### TASK OBJECTIVE
Your copy of the material below should match it exactly, except that it holds no pictures.

### AVAILABLE DATA
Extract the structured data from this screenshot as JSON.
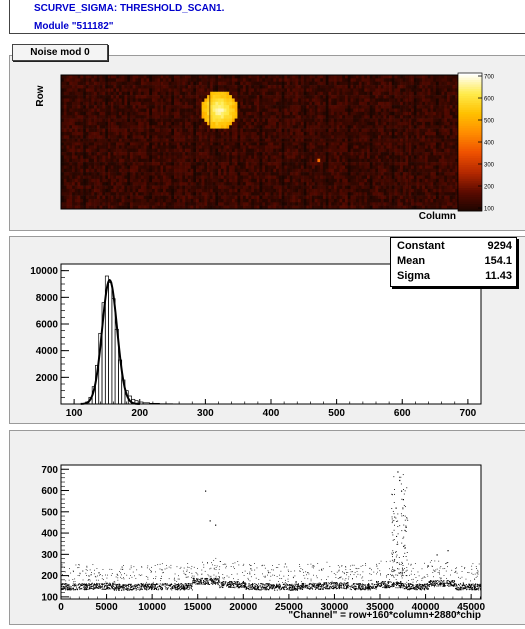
{
  "header": {
    "title": "SCURVE_SIGMA: THRESHOLD_SCAN1.",
    "module": "Module \"511182\""
  },
  "tab": {
    "label": "Noise mod 0"
  },
  "stats": {
    "rows": [
      {
        "key": "Constant",
        "value": "9294"
      },
      {
        "key": "Mean",
        "value": "154.1"
      },
      {
        "key": "Sigma",
        "value": "11.43"
      }
    ]
  },
  "colors": {
    "header_text": "#0000cc",
    "frame_bg": "#f0f0f0"
  },
  "chart_data": [
    {
      "type": "heatmap",
      "title": "",
      "xlabel": "Column",
      "ylabel": "Row",
      "colorbar_ticks": [
        100,
        200,
        300,
        400,
        500,
        600,
        700
      ],
      "zlim": [
        100,
        700
      ],
      "palette": [
        "#1a0500",
        "#5a0a00",
        "#b42800",
        "#ee5000",
        "#ff8c00",
        "#ffc000",
        "#ffeb4b",
        "#ffffff"
      ],
      "hotspots": [
        {
          "region": "upper-left-center",
          "max_value": 700
        },
        {
          "region": "lower-middle",
          "max_value": 400
        }
      ]
    },
    {
      "type": "histogram",
      "title": "",
      "xlabel": "",
      "ylabel": "",
      "xlim": [
        80,
        720
      ],
      "ylim": [
        0,
        10500
      ],
      "x_ticks": [
        100,
        200,
        300,
        400,
        500,
        600,
        700
      ],
      "y_ticks": [
        2000,
        4000,
        6000,
        8000,
        10000
      ],
      "fit": {
        "function": "gaussian",
        "constant": 9294,
        "mean": 154.1,
        "sigma": 11.43
      },
      "bins": {
        "x": [
          120,
          125,
          130,
          135,
          140,
          145,
          150,
          155,
          160,
          165,
          170,
          175,
          180,
          185,
          190,
          195,
          200,
          210,
          220,
          240
        ],
        "values": [
          150,
          500,
          1300,
          2900,
          5300,
          7600,
          9600,
          9100,
          7900,
          5600,
          3300,
          1800,
          1000,
          600,
          350,
          250,
          150,
          90,
          50,
          20
        ]
      }
    },
    {
      "type": "scatter",
      "title": "",
      "xlabel": "\"Channel\" = row+160*column+2880*chip",
      "ylabel": "",
      "xlim": [
        0,
        46080
      ],
      "ylim": [
        90,
        720
      ],
      "x_ticks": [
        0,
        5000,
        10000,
        15000,
        20000,
        25000,
        30000,
        35000,
        40000,
        45000
      ],
      "y_ticks": [
        100,
        200,
        300,
        400,
        500,
        600,
        700
      ],
      "chip_baselines": {
        "x": [
          1440,
          4320,
          7200,
          10080,
          12960,
          15840,
          18720,
          21600,
          24480,
          27360,
          30240,
          33120,
          36000,
          38880,
          41760,
          44640
        ],
        "values": [
          150,
          152,
          148,
          150,
          150,
          175,
          160,
          150,
          148,
          152,
          155,
          150,
          160,
          150,
          165,
          150
        ]
      },
      "outliers": {
        "x": [
          15800,
          16300,
          16900,
          36900,
          37100,
          37300,
          37500,
          36700,
          37800,
          41200,
          42400
        ],
        "values": [
          600,
          460,
          440,
          690,
          650,
          600,
          560,
          520,
          430,
          300,
          320
        ]
      }
    }
  ]
}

### RESPONSE TO THE EXERCISE
Extract the structured data from this screenshot as JSON.
{
  "header": {
    "title": "SCURVE_SIGMA: THRESHOLD_SCAN1.",
    "module": "Module \"511182\""
  },
  "tab": {
    "label": "Noise mod 0"
  },
  "stats": {
    "rows": [
      {
        "key": "Constant",
        "value": "9294"
      },
      {
        "key": "Mean",
        "value": "154.1"
      },
      {
        "key": "Sigma",
        "value": "11.43"
      }
    ]
  },
  "colors": {
    "header_text": "#0000cc",
    "frame_bg": "#f0f0f0"
  },
  "chart_data": [
    {
      "type": "heatmap",
      "title": "",
      "xlabel": "Column",
      "ylabel": "Row",
      "colorbar_ticks": [
        100,
        200,
        300,
        400,
        500,
        600,
        700
      ],
      "zlim": [
        100,
        700
      ],
      "palette": [
        "#1a0500",
        "#5a0a00",
        "#b42800",
        "#ee5000",
        "#ff8c00",
        "#ffc000",
        "#ffeb4b",
        "#ffffff"
      ],
      "hotspots": [
        {
          "region": "upper-left-center",
          "max_value": 700
        },
        {
          "region": "lower-middle",
          "max_value": 400
        }
      ]
    },
    {
      "type": "histogram",
      "title": "",
      "xlabel": "",
      "ylabel": "",
      "xlim": [
        80,
        720
      ],
      "ylim": [
        0,
        10500
      ],
      "x_ticks": [
        100,
        200,
        300,
        400,
        500,
        600,
        700
      ],
      "y_ticks": [
        2000,
        4000,
        6000,
        8000,
        10000
      ],
      "fit": {
        "function": "gaussian",
        "constant": 9294,
        "mean": 154.1,
        "sigma": 11.43
      },
      "bins": {
        "x": [
          120,
          125,
          130,
          135,
          140,
          145,
          150,
          155,
          160,
          165,
          170,
          175,
          180,
          185,
          190,
          195,
          200,
          210,
          220,
          240
        ],
        "values": [
          150,
          500,
          1300,
          2900,
          5300,
          7600,
          9600,
          9100,
          7900,
          5600,
          3300,
          1800,
          1000,
          600,
          350,
          250,
          150,
          90,
          50,
          20
        ]
      }
    },
    {
      "type": "scatter",
      "title": "",
      "xlabel": "\"Channel\" = row+160*column+2880*chip",
      "ylabel": "",
      "xlim": [
        0,
        46080
      ],
      "ylim": [
        90,
        720
      ],
      "x_ticks": [
        0,
        5000,
        10000,
        15000,
        20000,
        25000,
        30000,
        35000,
        40000,
        45000
      ],
      "y_ticks": [
        100,
        200,
        300,
        400,
        500,
        600,
        700
      ],
      "chip_baselines": {
        "x": [
          1440,
          4320,
          7200,
          10080,
          12960,
          15840,
          18720,
          21600,
          24480,
          27360,
          30240,
          33120,
          36000,
          38880,
          41760,
          44640
        ],
        "values": [
          150,
          152,
          148,
          150,
          150,
          175,
          160,
          150,
          148,
          152,
          155,
          150,
          160,
          150,
          165,
          150
        ]
      },
      "outliers": {
        "x": [
          15800,
          16300,
          16900,
          36900,
          37100,
          37300,
          37500,
          36700,
          37800,
          41200,
          42400
        ],
        "values": [
          600,
          460,
          440,
          690,
          650,
          600,
          560,
          520,
          430,
          300,
          320
        ]
      }
    }
  ]
}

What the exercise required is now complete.